▶ [Task statement]:
Pull out every line below holding the word "name".

--- Start of Records provided ---

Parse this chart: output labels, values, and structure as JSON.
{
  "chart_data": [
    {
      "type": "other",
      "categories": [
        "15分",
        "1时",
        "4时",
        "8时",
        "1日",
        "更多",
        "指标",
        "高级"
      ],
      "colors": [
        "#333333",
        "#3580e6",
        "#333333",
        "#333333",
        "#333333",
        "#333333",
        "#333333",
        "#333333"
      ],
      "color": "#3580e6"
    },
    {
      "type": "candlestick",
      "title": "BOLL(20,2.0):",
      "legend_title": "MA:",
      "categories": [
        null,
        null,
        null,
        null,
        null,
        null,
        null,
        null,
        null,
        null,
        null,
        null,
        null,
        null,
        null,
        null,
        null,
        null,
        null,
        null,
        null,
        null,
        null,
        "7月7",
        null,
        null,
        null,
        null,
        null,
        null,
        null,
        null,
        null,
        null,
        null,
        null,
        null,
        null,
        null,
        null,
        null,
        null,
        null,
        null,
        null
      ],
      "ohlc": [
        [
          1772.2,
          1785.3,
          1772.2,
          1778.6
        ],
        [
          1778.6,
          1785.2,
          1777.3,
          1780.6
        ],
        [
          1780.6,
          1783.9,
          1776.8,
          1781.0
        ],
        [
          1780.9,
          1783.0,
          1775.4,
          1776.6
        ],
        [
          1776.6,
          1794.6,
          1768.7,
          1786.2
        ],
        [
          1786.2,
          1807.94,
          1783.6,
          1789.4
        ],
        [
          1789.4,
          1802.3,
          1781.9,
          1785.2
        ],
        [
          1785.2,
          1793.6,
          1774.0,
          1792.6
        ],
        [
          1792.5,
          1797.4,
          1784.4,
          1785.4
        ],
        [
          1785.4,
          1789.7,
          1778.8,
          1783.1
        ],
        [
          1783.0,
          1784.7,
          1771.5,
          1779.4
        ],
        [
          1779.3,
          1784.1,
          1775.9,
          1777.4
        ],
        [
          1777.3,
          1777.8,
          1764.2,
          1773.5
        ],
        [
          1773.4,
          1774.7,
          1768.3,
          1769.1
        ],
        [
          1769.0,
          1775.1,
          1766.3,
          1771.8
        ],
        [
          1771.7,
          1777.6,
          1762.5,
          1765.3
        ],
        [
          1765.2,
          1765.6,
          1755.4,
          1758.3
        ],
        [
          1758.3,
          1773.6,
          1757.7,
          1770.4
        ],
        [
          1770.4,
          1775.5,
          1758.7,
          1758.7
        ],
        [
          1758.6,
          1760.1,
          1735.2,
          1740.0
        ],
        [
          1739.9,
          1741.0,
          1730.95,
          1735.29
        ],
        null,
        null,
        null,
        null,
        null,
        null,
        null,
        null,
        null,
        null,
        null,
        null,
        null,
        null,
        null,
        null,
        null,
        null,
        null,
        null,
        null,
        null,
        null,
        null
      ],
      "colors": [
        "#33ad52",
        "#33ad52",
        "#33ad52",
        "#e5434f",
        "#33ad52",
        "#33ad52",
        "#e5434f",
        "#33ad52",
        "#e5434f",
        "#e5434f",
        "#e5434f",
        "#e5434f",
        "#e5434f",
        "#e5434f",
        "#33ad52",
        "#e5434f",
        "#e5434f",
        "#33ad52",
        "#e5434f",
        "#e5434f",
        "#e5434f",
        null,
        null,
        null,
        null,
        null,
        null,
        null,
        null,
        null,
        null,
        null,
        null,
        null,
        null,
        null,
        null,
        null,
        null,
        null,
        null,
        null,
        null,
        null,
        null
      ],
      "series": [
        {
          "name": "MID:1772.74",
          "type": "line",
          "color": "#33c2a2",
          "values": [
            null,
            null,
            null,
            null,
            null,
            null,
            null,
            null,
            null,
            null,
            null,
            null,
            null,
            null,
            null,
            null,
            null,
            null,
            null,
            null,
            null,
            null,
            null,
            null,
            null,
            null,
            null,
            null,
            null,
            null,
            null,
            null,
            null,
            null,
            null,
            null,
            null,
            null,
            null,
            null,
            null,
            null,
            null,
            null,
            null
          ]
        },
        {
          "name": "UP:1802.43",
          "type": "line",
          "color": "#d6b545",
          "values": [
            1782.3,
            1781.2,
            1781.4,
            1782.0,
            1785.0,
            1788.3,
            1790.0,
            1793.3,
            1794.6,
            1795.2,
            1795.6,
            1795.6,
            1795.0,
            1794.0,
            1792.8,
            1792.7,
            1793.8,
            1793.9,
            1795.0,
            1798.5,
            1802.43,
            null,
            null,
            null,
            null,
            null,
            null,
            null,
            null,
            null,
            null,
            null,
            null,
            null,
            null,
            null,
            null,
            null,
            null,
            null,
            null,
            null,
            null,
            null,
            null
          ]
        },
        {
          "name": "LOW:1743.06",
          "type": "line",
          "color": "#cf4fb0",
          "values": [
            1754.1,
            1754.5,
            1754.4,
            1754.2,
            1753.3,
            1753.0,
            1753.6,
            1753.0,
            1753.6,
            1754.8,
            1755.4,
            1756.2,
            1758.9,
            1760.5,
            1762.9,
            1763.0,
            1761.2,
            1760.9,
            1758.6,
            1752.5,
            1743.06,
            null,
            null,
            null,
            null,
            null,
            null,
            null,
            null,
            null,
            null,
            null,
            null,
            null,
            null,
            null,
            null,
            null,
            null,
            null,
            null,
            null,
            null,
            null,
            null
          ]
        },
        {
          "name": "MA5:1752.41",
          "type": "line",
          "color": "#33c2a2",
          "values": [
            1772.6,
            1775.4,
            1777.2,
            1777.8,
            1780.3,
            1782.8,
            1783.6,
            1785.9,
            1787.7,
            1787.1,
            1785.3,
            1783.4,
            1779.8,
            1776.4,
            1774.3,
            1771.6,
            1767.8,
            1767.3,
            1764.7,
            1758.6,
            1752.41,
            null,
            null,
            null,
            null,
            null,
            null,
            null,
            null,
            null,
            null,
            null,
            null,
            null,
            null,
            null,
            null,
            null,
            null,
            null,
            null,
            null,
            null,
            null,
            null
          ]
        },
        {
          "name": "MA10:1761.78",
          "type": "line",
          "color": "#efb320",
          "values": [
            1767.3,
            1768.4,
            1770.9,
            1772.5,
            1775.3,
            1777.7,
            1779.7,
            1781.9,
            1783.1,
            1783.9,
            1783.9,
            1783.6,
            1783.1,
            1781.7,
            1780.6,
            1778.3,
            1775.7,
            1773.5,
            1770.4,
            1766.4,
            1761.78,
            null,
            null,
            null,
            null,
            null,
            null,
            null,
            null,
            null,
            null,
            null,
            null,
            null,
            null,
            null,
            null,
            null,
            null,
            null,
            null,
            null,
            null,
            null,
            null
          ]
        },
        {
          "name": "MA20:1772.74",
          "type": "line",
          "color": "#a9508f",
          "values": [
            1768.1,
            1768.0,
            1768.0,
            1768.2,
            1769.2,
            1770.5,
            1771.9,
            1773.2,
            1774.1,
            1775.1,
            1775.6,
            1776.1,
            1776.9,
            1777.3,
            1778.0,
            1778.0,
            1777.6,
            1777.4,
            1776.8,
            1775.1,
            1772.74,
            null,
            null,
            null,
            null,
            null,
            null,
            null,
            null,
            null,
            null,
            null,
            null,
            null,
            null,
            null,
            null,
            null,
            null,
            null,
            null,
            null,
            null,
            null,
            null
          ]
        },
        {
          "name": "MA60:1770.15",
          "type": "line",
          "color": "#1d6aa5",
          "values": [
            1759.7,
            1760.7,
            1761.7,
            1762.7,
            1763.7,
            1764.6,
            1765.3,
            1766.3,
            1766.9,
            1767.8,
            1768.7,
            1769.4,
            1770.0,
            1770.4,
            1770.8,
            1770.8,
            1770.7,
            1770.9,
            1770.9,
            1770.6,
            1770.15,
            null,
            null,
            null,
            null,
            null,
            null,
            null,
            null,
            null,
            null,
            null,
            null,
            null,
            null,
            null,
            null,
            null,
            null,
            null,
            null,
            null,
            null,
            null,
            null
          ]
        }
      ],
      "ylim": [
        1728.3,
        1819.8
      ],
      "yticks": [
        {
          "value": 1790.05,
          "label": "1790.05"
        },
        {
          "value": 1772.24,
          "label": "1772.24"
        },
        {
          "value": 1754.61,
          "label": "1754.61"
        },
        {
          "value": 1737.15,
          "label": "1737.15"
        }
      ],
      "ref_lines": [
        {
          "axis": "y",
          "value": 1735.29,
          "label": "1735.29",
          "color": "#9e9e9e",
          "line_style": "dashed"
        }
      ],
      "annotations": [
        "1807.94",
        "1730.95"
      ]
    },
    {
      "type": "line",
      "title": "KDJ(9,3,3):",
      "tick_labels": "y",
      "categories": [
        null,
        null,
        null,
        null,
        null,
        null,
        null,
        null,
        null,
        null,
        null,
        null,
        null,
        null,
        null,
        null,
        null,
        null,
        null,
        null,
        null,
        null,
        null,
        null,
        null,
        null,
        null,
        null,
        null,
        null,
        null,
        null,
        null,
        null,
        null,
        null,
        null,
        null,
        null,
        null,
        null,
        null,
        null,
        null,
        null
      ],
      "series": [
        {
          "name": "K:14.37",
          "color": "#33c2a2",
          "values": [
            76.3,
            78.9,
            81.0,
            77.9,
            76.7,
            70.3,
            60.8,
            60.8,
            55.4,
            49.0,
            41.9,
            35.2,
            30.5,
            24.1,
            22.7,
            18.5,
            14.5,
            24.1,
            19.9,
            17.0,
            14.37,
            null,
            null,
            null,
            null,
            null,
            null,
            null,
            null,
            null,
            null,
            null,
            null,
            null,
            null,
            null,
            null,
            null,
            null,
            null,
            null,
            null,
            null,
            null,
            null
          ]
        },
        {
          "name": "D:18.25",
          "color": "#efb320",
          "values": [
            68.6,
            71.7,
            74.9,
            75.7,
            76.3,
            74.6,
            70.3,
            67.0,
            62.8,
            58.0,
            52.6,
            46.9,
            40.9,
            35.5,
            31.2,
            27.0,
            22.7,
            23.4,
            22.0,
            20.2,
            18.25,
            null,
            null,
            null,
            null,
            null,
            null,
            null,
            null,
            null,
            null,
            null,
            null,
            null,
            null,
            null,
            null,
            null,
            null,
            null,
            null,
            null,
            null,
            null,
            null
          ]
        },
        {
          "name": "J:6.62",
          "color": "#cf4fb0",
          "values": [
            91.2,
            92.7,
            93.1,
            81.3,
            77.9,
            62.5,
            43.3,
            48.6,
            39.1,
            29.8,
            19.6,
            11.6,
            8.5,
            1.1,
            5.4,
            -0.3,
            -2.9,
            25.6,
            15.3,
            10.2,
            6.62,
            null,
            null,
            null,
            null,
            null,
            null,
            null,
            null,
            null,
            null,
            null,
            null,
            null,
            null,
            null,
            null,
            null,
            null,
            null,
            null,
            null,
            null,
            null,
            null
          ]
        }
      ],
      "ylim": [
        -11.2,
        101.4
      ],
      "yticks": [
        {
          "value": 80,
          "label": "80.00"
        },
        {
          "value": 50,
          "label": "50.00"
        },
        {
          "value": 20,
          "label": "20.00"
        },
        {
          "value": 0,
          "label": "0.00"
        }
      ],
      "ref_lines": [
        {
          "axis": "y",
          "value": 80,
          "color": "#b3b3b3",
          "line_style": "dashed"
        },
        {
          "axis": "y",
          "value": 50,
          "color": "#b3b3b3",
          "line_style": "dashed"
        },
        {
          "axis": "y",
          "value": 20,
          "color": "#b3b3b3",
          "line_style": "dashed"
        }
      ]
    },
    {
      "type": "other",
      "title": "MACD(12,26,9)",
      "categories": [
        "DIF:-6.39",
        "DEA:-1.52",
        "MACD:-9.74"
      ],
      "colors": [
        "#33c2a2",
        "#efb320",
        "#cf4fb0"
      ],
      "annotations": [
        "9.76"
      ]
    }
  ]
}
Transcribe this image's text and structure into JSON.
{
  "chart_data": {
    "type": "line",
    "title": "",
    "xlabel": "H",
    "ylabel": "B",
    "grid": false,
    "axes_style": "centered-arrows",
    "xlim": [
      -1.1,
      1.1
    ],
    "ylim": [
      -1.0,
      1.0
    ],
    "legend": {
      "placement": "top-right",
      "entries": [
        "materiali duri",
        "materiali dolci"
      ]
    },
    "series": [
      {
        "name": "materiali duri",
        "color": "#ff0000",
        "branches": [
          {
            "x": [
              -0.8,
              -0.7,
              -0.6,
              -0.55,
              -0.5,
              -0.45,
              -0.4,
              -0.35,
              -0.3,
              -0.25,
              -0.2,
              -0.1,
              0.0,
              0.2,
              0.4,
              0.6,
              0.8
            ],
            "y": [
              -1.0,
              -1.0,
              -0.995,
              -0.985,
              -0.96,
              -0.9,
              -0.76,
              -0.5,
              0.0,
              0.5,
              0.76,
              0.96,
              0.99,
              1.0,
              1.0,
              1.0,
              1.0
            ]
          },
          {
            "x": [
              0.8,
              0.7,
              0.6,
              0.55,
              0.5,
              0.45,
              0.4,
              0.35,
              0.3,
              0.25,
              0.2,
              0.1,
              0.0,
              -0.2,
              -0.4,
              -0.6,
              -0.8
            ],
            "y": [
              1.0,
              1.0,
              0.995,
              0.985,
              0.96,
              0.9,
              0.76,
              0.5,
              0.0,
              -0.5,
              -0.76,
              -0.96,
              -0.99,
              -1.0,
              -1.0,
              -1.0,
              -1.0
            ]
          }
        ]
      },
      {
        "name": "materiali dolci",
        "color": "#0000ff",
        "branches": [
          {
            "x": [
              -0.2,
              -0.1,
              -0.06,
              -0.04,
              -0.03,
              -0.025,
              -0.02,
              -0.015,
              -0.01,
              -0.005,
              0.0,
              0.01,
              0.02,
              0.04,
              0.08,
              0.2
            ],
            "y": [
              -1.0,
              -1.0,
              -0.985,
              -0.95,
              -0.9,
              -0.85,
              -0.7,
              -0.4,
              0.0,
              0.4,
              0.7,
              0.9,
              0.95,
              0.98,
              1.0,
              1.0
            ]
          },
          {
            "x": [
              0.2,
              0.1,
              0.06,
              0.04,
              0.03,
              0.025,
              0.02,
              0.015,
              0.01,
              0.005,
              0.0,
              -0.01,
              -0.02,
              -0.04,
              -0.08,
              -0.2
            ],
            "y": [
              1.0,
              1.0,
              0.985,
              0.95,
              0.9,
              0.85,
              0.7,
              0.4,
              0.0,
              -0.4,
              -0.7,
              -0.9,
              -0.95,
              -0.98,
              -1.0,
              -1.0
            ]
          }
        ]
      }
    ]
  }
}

--- End of Records provided ---

▶ [Complete output]:
          "name": "MID:1772.74",
          "name": "UP:1802.43",
          "name": "LOW:1743.06",
          "name": "MA5:1752.41",
          "name": "MA10:1761.78",
          "name": "MA20:1772.74",
          "name": "MA60:1770.15",
          "name": "K:14.37",
          "name": "D:18.25",
          "name": "J:6.62",
        "name": "materiali duri",
        "name": "materiali dolci",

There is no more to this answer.